#### Supplied text
--- START ---

Science and Technology:
¶ Scientists are investigating biofuels as alternatives to fossil fuels. Corn, soybean and sugarcane produce a range of biofuels; however, they add to water scarcity, deforestation, and increased land use. An alternative is microalgae, which can be grown in façade panels on buildings, having little negative environmental impact. [The Fifth Estate]
The BIQ House in Hamburg.
¶ Enginuity Worldwide, of Mexico, Missouri, wants to turn agricultural waste into BioCoal, which it says looks and burns just like regular coal and could help reduce emissions from coal plants.The Nebraska Department of Environmental Quality has awarded the a $250,525 grant to research the subject. [Columbus Telegram]
¶ As part of the Carbon Trust’s Offshore Wind Accelerator program, developers Dong Energy, EnBW, E.ON, Iberdrola, RWE, SSE, Statkraft, Statoil and Vattenfall have signed up to the initiative to help reduce the cost of offshore wind to below £100 per MWh by 2020. The developers will invest £6.4 million over the next four years. [edie.net]
The developers’ investment of £6.4 million will be
boosted by £1.5 million from the Scottish Government
¶ Renewable energy will get priority over fossil fuel in Philippine approvals for new plants. That means coal power will be low on the list, Bloomberg reports, citing Gina Lopez, the new energy minister. She said the country should build wind, solar and geothermal projects for both economic and environmental reasons. [EJ Insight]
¶ Russia’s concern about water rights is holding up a $1 billion loan package Mongolia is seeking from China. Mongolia wants to build a hydroelectric dam that would help it ensure independent supplies of energy. The Kremlin said the project could threaten Lake Baikal, 580 kilometers downstream. [The Japan Times]
Workers extract salt near the Russian town of Barnaul in 2011. | AFP-JIJI
¶ Observers have commented that given the wide-spread corruption in the German auto industry, it seemed unlikely that Volkswagen would face any real repercussions from its diesel emissions scandal within Germany. Now, the Ministry of Transport has revealed that it will not fine VW (at all) for its many years of fraud. [CleanTechnica]
¶ Kangaroo Island has long been one of the great icons of Australian tourism. And now the third-biggest island in Australia, which lies just 120 km from Adelaide, wants to make its mark in a different way: by supplying 100% of its electricity needs and much of its transport fuels through locally sourced renewable energy. [The Guardian]
Admiral Arch on Kangaroo Island. Photo: Alamy
¶ ACWA Power Khalladi has confirmed final orders to suppliers and contractors for the construction of its 120-MW Wind Power Project in Jbel Sendouq, in the North of Morocco. The Moroccan National Renewable Energy Strategy / Wind Power plan aims for 2,000 MW Wind Power to be on the country’s grid by 2020. [Zawya]
¶ ABB has refurbished three high voltage direct current converter stations on the power transmission link between Québec and New England. The project was carried out for Hydro-Québec and National Grid. The 1,500 km linkage connects will benefit areas such as Boston with alternative sources of electricity. [CleanTechnology News]
ABB completed a HVDC link from Canada to the US. ABB courtesy photo.

--- END ---

(Structured page parsing data)
--- START ---

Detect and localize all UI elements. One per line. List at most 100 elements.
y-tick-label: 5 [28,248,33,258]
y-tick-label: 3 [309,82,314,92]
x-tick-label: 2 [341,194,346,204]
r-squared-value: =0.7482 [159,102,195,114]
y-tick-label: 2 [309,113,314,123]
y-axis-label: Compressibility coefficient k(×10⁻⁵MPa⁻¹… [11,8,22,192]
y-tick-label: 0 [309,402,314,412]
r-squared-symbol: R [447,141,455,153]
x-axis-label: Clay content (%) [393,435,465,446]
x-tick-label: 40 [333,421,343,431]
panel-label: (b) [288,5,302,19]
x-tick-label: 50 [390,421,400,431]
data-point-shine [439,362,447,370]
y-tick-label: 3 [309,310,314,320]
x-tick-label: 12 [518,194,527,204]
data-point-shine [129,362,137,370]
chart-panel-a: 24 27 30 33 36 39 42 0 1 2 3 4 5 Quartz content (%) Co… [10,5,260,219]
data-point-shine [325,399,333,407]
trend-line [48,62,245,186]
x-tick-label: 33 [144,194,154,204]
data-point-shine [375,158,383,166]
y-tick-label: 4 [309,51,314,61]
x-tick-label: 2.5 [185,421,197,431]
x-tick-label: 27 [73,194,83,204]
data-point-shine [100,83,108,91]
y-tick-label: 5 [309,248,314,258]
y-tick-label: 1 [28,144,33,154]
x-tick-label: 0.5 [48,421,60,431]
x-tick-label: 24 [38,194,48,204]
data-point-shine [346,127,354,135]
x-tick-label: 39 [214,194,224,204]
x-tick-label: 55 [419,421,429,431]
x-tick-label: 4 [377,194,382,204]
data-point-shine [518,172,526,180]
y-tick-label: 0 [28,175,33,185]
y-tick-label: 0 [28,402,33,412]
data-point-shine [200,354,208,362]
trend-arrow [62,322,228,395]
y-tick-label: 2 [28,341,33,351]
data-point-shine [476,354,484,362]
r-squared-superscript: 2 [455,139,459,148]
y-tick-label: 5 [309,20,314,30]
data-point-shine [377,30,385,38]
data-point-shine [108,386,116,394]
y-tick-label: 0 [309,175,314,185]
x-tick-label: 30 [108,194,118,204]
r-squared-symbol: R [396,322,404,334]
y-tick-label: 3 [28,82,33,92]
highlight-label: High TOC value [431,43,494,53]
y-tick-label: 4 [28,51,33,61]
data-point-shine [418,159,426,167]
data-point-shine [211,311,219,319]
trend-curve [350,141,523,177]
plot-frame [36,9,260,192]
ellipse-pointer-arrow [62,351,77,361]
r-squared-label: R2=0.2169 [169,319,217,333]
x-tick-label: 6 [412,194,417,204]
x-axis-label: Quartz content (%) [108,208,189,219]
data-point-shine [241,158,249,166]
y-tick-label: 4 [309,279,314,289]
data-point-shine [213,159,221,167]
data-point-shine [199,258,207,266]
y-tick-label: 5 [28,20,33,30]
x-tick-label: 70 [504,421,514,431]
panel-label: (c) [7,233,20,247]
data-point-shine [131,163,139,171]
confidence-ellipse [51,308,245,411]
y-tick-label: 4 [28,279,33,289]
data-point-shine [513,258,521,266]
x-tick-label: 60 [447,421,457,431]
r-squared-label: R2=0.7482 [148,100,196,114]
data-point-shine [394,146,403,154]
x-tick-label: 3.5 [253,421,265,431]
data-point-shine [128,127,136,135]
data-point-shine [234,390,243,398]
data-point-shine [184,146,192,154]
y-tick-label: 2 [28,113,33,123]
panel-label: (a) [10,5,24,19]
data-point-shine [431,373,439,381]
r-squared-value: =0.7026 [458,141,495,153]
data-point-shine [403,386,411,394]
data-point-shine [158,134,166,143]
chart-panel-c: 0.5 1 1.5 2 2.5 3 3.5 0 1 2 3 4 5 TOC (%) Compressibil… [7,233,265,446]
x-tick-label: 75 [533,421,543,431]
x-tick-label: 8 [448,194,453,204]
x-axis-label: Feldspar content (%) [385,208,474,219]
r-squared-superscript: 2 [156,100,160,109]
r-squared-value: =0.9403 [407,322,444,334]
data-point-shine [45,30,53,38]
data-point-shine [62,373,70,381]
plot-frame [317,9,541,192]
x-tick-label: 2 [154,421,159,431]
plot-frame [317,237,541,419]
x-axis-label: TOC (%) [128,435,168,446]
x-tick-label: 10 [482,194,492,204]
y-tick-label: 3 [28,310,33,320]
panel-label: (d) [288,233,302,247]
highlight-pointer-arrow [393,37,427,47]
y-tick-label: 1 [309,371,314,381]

--- END ---

Resume the science and technology news roundup on energy from the point where it stops.

¶ The Airports Authority of India aims to have 146 MW of solar capacity, in line with a plan to make airports energy and water self-sufficient. India’s Civil Aviation Minister said 5.4 MW of solar systems are already producing power at airports in the country, with a further 24.1 MW to go online by December 2016. [SeeNews Renewables]
¶ Germany’s new renewable energy law is not as ambitious as other EU states and lacks stability in volumes for offshore wind, according to WindEurope. The law sets a variable offshore cap to ensure the country reaches its 15 GW wind energy target in the next 15 years, and it replaces feed-in tariffs with auctions. [Financial Times]
Offshore wind farm with substation. Photo by energy.gov.
Public domain. Wikimedia Commons.
¶ Panasonic Corporation of Japan, Tesla’s partner for the lithium-ion battery Gigafactory in Nevada, has revealed that it expects its annual sales of auto-related lithium-ion batteries to more than double within 3 years owing to expected strong and growing demand for Tesla’s products, according to recent reports. [CleanTechnica]
¶ The days when close to 70% of California’s residential solar installations were leased may be over. Tara Kelly, chair of the San Diego chapter of CALSEIA, said most residential customers now prefer owning solar panels. She said about 96% of Sullivan Solar Power’s customers use cash or loans, and only 4% use leases. [CleanTechnica]
Solar PVs being installed. Photo courtesy of Renovate America.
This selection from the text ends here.